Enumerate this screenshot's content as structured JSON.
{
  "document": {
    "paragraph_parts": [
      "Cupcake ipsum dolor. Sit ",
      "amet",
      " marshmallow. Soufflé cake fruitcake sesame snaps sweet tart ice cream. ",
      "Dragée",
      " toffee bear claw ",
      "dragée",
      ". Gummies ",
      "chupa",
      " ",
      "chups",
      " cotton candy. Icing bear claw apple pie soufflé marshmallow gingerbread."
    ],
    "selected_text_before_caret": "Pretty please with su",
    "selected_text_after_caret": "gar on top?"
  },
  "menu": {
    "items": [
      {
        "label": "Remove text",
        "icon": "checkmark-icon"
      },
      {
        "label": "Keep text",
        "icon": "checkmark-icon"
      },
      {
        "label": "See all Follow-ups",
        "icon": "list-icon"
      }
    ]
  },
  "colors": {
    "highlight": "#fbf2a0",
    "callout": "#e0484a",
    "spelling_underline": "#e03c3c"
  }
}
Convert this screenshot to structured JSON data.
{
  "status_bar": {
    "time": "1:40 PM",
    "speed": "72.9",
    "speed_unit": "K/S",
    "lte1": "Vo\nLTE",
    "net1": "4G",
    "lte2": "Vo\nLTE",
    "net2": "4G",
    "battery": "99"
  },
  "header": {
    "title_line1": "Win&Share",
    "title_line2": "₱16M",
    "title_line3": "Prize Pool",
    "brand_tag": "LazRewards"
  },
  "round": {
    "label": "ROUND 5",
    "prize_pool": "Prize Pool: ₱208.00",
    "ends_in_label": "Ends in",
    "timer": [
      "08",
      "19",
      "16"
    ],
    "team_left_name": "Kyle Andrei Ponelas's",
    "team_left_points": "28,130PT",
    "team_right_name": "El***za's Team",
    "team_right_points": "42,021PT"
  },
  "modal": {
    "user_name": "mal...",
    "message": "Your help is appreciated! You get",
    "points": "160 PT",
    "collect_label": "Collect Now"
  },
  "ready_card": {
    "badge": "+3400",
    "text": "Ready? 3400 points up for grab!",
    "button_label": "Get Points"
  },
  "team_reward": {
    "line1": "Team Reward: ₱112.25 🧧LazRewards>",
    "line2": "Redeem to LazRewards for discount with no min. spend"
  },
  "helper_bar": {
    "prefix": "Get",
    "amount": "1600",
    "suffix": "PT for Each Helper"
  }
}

* * *

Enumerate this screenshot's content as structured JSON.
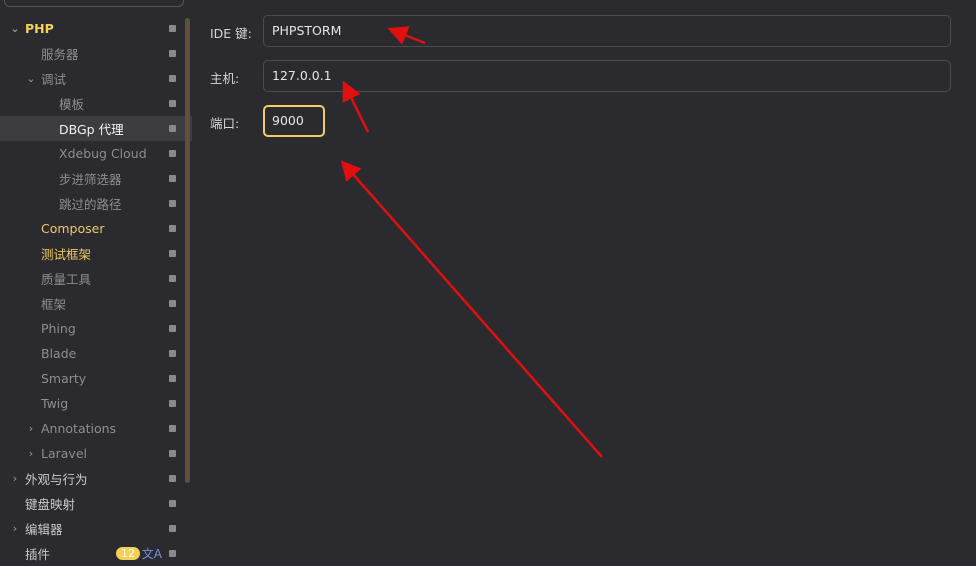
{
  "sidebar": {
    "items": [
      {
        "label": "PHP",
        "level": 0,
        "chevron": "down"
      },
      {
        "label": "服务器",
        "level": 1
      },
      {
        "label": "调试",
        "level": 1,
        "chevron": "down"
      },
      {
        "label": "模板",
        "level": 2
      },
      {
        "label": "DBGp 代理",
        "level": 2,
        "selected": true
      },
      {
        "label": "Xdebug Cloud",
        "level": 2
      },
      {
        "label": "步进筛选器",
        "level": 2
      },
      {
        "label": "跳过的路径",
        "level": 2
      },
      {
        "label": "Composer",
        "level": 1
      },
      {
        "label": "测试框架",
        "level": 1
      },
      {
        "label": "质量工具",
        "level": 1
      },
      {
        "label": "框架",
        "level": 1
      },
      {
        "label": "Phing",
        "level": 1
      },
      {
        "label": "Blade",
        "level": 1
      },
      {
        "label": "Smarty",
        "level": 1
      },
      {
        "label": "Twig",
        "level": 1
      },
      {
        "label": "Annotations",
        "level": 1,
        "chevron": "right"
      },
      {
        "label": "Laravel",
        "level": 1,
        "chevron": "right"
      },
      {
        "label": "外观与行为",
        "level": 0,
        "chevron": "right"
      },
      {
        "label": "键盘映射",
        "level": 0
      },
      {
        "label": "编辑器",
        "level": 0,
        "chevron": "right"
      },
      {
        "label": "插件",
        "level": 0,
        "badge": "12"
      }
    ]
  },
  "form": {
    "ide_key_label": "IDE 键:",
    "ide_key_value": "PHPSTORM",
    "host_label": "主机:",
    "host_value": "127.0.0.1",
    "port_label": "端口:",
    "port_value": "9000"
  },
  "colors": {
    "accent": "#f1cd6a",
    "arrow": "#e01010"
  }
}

---

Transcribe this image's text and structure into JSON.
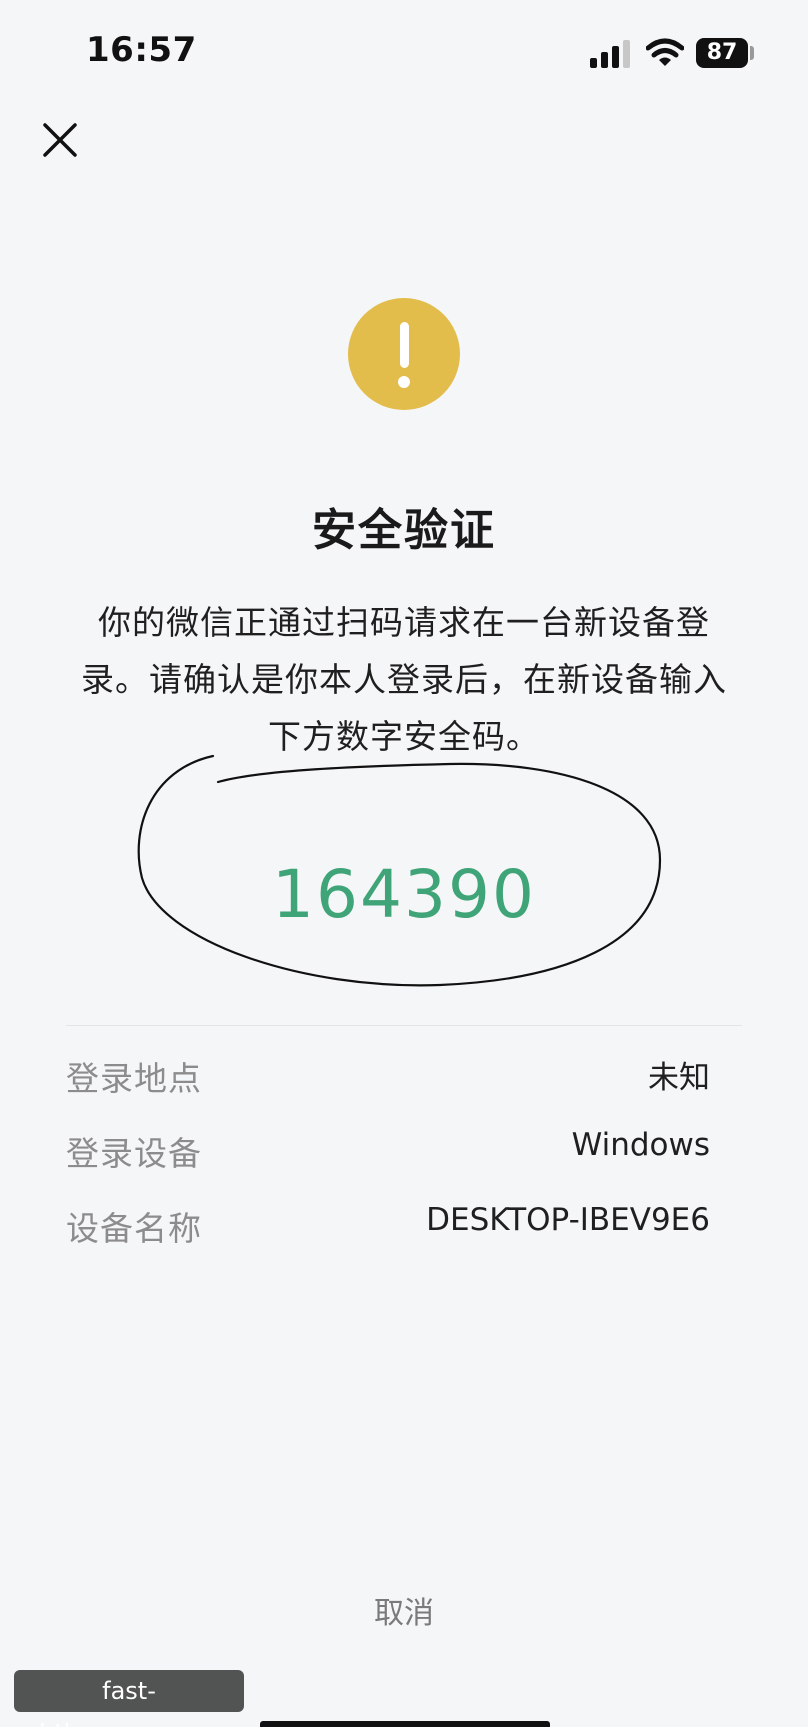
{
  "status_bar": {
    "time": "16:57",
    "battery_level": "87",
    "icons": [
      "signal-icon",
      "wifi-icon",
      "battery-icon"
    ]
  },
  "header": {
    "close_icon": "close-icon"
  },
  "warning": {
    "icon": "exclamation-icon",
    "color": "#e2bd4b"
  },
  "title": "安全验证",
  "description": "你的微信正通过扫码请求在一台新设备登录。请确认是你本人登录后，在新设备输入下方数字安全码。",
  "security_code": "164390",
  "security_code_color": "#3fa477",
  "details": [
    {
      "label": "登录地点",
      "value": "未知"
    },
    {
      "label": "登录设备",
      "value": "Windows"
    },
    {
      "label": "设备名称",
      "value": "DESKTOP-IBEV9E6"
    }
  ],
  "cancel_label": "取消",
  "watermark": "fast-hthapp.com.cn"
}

**GIVEN EXERCISE**
Of all the lines in the listing above, how many contain the word "marshmallow"? Answer with the number alone.

**SOLUTION TO THE PROBLEM**
2